EXERCISE OBJECTIVE: Repeat exactly, and only, the lines from the one holding "Transcribe this image's" through the last line of the records below.

SUPPLIED RECORDS:
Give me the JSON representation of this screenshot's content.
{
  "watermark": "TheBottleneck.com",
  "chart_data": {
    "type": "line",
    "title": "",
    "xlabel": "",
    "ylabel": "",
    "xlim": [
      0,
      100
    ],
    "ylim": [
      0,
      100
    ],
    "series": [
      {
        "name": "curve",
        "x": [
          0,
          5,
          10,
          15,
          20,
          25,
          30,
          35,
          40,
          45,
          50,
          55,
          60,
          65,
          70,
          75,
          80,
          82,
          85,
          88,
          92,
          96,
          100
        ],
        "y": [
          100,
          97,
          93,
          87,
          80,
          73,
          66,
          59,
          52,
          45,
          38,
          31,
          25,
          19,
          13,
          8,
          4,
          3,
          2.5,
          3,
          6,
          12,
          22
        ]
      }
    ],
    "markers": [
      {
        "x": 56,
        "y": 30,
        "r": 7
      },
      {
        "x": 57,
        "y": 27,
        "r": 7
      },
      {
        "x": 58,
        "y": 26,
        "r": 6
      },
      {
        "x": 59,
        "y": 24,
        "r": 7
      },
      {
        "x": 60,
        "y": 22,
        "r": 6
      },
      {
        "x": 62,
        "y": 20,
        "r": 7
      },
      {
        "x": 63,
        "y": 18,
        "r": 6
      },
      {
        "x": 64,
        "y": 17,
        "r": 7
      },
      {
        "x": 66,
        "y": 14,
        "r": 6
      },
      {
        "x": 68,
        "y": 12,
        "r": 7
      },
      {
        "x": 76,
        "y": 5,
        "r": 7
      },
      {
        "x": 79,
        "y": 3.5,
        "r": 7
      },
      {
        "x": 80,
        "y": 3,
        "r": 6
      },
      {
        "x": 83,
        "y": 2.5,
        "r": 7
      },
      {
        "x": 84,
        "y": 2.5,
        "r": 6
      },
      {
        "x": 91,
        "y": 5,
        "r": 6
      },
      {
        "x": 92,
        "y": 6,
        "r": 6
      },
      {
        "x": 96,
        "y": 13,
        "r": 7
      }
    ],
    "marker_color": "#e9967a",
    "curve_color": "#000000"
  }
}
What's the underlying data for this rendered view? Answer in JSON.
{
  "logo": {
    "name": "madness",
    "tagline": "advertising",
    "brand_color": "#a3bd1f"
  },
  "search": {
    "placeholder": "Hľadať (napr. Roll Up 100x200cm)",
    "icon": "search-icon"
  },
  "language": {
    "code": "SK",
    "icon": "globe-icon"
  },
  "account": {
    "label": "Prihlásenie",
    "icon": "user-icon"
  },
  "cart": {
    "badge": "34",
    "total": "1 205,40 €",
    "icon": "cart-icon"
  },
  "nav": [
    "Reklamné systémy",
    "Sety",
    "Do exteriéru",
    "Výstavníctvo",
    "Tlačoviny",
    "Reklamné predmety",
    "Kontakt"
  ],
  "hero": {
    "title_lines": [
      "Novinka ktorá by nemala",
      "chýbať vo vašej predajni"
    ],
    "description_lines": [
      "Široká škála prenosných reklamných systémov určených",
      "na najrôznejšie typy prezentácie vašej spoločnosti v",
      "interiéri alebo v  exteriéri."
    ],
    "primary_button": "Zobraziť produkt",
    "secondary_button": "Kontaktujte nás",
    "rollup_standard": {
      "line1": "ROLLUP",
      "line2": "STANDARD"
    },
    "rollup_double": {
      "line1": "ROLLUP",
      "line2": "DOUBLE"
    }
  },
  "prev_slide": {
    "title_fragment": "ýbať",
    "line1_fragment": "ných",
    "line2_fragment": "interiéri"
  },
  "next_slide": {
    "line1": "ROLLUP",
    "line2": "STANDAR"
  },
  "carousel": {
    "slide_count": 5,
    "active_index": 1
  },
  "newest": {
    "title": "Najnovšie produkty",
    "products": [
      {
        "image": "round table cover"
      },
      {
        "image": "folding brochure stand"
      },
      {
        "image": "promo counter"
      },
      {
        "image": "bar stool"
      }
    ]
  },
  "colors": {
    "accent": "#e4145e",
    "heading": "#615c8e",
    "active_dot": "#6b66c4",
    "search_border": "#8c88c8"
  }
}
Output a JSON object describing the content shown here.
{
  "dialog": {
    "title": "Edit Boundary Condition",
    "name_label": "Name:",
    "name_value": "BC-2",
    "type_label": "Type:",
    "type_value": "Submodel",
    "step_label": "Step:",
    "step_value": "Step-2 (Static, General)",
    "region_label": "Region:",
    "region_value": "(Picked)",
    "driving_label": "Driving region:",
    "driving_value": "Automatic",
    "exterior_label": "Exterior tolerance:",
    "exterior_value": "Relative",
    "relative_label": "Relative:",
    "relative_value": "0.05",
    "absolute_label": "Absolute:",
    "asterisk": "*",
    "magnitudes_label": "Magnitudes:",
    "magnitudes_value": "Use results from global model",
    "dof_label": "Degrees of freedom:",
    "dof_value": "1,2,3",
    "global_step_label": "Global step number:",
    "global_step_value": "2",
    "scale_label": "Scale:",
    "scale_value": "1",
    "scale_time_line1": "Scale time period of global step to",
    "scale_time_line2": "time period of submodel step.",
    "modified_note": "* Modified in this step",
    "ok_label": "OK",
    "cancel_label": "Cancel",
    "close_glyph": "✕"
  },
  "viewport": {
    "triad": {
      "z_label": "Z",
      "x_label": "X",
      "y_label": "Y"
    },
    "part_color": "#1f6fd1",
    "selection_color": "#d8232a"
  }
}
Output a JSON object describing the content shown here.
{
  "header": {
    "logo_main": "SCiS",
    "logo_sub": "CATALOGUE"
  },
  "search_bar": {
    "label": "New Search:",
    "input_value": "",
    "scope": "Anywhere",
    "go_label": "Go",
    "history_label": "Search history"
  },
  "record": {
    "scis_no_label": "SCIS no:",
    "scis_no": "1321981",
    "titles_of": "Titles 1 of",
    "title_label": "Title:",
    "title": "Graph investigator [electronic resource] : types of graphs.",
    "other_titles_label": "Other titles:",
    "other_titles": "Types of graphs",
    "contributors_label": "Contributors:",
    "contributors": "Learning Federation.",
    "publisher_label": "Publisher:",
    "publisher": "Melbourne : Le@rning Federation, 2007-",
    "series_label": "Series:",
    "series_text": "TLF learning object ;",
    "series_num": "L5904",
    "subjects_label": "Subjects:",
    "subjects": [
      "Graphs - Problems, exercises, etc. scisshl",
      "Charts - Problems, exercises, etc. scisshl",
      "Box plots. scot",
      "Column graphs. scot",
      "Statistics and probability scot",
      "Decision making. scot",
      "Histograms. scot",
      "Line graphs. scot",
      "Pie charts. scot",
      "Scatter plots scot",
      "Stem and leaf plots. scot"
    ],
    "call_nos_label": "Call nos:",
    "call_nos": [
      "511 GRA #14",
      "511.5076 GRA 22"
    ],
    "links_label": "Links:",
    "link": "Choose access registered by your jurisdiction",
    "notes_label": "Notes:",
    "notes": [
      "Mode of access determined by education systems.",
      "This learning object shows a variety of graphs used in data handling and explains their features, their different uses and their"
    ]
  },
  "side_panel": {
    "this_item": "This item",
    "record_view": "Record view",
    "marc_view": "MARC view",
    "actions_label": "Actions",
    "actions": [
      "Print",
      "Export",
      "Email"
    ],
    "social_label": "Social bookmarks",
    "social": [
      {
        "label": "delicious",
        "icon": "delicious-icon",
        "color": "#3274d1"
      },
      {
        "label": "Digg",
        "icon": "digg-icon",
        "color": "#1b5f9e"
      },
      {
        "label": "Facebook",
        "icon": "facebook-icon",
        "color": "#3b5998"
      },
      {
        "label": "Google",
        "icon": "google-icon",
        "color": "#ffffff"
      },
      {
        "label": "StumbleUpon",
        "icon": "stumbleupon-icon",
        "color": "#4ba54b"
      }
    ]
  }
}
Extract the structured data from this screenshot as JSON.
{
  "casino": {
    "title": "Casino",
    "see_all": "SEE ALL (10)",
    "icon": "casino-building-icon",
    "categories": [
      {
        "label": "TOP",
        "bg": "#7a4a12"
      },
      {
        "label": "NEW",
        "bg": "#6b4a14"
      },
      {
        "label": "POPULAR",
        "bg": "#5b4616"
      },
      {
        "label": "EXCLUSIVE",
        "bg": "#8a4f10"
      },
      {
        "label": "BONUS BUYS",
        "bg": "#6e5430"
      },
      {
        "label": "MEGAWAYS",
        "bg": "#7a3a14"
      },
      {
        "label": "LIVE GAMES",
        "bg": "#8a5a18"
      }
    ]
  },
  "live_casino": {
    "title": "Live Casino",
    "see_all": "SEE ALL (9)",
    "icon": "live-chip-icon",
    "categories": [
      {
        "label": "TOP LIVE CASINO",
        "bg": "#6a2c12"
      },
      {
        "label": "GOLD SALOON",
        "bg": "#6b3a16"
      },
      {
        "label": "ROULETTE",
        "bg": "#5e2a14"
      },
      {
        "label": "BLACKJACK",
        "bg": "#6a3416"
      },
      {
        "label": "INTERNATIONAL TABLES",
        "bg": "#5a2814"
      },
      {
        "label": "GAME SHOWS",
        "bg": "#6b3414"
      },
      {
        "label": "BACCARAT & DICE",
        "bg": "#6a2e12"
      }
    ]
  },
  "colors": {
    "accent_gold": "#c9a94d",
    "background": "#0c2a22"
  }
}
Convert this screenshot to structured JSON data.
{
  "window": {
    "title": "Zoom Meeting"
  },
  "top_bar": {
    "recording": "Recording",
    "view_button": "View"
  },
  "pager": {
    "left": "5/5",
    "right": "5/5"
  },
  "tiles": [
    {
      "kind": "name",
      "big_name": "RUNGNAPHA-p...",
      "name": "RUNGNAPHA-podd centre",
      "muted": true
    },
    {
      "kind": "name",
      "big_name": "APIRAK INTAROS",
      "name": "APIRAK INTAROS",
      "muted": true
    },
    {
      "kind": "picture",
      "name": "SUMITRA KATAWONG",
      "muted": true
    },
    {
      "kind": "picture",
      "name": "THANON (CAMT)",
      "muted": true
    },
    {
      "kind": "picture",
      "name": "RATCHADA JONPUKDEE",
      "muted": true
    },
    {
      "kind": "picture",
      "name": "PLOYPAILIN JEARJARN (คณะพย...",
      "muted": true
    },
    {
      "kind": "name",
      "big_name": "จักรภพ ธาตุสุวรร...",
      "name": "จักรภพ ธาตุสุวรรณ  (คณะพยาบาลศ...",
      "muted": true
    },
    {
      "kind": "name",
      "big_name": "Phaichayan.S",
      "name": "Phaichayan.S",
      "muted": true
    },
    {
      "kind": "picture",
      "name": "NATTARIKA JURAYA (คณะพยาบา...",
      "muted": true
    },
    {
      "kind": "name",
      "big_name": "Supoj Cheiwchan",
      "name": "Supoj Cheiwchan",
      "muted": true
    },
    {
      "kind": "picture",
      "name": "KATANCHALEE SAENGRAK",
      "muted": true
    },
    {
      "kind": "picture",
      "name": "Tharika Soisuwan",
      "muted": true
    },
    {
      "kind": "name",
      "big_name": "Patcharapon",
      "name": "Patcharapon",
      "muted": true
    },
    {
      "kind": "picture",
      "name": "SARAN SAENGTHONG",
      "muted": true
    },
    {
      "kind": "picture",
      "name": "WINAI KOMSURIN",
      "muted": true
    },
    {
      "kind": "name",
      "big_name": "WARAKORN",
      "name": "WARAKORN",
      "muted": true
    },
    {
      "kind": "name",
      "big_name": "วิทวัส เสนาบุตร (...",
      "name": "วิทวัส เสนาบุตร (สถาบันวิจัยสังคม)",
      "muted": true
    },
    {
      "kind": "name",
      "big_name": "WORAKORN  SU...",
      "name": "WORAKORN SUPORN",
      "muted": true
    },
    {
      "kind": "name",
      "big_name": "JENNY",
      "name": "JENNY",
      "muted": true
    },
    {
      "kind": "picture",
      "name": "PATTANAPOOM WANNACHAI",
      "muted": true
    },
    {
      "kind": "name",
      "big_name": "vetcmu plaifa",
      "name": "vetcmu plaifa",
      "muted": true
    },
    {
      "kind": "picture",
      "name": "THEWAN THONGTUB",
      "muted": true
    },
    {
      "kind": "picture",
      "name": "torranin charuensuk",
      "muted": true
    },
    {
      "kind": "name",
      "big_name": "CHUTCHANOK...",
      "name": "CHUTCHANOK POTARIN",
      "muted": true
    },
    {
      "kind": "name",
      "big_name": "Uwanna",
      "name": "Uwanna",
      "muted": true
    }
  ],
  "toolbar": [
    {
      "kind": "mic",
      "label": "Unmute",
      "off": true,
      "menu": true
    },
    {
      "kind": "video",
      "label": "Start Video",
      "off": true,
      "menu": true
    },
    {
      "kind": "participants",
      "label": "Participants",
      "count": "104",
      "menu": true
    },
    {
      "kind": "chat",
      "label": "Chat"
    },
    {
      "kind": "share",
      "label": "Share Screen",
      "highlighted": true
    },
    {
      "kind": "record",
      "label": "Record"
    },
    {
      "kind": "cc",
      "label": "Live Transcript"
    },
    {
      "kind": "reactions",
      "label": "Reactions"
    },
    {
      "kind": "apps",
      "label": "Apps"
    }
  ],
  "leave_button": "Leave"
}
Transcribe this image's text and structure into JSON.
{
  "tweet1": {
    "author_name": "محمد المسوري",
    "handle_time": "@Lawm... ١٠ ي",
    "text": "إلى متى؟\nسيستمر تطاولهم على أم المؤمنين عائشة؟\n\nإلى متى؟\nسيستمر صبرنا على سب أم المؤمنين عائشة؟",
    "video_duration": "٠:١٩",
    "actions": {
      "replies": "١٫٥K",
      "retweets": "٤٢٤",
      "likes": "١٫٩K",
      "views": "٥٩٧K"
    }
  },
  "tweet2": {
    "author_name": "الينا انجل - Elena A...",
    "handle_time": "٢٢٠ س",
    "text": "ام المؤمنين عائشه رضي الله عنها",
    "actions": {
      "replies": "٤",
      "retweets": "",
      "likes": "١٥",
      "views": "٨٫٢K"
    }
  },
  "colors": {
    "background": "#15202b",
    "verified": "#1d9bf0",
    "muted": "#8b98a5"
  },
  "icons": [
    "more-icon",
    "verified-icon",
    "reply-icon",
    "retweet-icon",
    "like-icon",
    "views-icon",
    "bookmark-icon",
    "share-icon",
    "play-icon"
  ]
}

SOLUTION:
Transcribe this image's text and structure into JSON.
{
  "tweet1": {
    "author_name": "محمد المسوري",
    "handle_time": "@Lawm... ١٠ ي",
    "text": "إلى متى؟\nسيستمر تطاولهم على أم المؤمنين عائشة؟\n\nإلى متى؟\nسيستمر صبرنا على سب أم المؤمنين عائشة؟",
    "video_duration": "٠:١٩",
    "actions": {
      "replies": "١٫٥K",
      "retweets": "٤٢٤",
      "likes": "١٫٩K",
      "views": "٥٩٧K"
    }
  },
  "tweet2": {
    "author_name": "الينا انجل - Elena A...",
    "handle_time": "٢٢٠ س",
    "text": "ام المؤمنين عائشه رضي الله عنها",
    "actions": {
      "replies": "٤",
      "retweets": "",
      "likes": "١٥",
      "views": "٨٫٢K"
    }
  },
  "colors": {
    "background": "#15202b",
    "verified": "#1d9bf0",
    "muted": "#8b98a5"
  },
  "icons": [
    "more-icon",
    "verified-icon",
    "reply-icon",
    "retweet-icon",
    "like-icon",
    "views-icon",
    "bookmark-icon",
    "share-icon",
    "play-icon"
  ]
}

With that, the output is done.